Excerpt from a dataset

::::

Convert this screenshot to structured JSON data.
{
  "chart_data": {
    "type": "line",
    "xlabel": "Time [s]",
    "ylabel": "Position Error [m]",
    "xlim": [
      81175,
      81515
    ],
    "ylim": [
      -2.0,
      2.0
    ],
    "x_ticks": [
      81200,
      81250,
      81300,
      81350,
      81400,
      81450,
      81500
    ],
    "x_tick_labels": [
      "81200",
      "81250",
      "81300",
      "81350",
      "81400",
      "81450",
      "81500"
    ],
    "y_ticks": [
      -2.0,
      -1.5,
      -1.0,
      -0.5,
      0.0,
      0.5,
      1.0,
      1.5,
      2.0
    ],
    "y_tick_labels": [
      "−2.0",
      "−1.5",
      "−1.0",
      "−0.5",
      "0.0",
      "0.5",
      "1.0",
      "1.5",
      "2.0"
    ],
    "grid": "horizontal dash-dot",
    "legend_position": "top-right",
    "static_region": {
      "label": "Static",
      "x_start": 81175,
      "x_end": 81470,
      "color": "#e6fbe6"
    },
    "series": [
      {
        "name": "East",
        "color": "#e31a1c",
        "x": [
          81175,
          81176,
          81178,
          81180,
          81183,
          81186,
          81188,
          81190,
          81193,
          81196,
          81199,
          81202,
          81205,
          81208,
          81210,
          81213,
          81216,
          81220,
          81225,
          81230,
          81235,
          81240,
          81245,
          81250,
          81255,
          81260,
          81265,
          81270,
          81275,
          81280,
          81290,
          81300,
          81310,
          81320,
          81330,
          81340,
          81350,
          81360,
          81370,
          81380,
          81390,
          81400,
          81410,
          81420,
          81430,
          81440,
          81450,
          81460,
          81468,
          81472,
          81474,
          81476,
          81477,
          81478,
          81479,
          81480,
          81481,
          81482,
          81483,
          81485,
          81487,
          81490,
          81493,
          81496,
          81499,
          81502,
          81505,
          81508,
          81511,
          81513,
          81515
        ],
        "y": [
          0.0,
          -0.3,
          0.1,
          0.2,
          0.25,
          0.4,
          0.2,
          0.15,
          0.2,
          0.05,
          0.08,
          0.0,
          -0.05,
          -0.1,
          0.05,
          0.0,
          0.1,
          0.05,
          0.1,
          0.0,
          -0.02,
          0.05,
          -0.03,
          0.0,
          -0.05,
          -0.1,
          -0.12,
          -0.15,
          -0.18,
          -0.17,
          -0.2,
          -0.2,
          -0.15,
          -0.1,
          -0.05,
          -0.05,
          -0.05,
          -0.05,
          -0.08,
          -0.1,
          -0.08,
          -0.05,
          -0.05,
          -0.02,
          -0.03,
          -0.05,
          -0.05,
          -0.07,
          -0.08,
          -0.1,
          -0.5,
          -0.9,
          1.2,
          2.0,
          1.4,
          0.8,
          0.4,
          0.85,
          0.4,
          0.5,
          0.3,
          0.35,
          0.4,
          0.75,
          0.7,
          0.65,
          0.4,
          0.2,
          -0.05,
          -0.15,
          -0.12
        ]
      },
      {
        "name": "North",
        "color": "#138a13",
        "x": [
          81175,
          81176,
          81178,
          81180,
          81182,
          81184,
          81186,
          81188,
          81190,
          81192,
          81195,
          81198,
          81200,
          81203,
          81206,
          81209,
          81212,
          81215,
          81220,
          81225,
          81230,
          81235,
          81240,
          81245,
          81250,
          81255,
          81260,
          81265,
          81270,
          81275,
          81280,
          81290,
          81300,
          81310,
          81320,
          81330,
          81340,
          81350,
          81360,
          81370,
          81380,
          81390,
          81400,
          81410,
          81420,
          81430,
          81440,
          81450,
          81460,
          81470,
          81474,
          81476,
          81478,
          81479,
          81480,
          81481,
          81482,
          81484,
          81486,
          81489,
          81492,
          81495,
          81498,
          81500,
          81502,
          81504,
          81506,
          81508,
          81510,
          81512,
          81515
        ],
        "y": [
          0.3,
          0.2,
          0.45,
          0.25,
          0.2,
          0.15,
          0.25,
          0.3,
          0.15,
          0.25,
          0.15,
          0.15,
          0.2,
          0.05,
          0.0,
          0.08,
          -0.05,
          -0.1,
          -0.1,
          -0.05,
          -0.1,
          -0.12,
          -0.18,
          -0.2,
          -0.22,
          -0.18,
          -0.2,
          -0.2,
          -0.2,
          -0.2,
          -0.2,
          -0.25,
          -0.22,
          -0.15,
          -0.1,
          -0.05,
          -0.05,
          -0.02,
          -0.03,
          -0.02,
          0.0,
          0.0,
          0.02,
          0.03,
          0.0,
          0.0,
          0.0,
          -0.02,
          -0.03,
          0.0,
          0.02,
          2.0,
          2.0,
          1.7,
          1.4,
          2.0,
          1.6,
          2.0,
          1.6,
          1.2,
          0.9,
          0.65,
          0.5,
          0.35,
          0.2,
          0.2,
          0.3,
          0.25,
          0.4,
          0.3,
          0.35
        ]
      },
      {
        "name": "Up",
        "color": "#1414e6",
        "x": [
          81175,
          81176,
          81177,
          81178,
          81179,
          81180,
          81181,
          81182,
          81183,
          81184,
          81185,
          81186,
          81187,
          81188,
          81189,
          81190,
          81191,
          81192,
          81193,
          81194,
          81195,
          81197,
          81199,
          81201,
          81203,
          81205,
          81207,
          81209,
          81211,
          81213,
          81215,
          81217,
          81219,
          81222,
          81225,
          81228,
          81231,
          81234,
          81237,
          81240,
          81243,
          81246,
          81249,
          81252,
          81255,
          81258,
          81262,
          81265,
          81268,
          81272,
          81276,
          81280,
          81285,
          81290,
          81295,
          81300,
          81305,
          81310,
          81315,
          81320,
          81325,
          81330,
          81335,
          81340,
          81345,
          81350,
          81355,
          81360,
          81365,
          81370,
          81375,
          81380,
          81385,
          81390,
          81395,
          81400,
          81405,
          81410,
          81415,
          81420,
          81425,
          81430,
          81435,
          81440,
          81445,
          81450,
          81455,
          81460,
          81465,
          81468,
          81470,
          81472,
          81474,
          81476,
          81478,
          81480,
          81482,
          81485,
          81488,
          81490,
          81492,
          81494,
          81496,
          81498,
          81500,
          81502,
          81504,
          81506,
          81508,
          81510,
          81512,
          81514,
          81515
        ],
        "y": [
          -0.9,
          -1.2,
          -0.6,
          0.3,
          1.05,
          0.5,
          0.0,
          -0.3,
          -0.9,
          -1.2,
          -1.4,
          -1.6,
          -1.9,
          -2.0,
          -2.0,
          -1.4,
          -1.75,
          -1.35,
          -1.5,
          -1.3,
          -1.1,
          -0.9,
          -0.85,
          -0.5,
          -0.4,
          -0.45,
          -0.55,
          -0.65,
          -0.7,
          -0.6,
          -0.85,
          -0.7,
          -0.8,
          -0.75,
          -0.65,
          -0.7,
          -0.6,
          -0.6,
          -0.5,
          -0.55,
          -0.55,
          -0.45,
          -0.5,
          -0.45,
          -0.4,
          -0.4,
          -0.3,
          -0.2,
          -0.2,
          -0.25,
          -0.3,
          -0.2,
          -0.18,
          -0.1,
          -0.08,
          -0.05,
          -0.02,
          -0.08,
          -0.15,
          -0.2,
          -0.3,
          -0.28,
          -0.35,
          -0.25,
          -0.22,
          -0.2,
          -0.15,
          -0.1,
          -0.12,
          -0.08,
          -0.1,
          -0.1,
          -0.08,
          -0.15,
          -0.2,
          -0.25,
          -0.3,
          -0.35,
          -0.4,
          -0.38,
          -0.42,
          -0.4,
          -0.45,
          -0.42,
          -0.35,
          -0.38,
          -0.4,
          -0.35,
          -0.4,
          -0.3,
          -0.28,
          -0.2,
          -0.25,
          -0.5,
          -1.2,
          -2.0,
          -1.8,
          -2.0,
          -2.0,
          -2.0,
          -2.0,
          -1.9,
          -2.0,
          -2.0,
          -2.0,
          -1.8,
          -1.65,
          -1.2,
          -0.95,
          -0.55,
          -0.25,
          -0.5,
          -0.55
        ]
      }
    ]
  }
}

::::

From the records above, pull out each line that has "color".

◆ **ANSWER**:
      "color": "#e6fbe6"
        "color": "#e31a1c",
        "color": "#138a13",
        "color": "#1414e6",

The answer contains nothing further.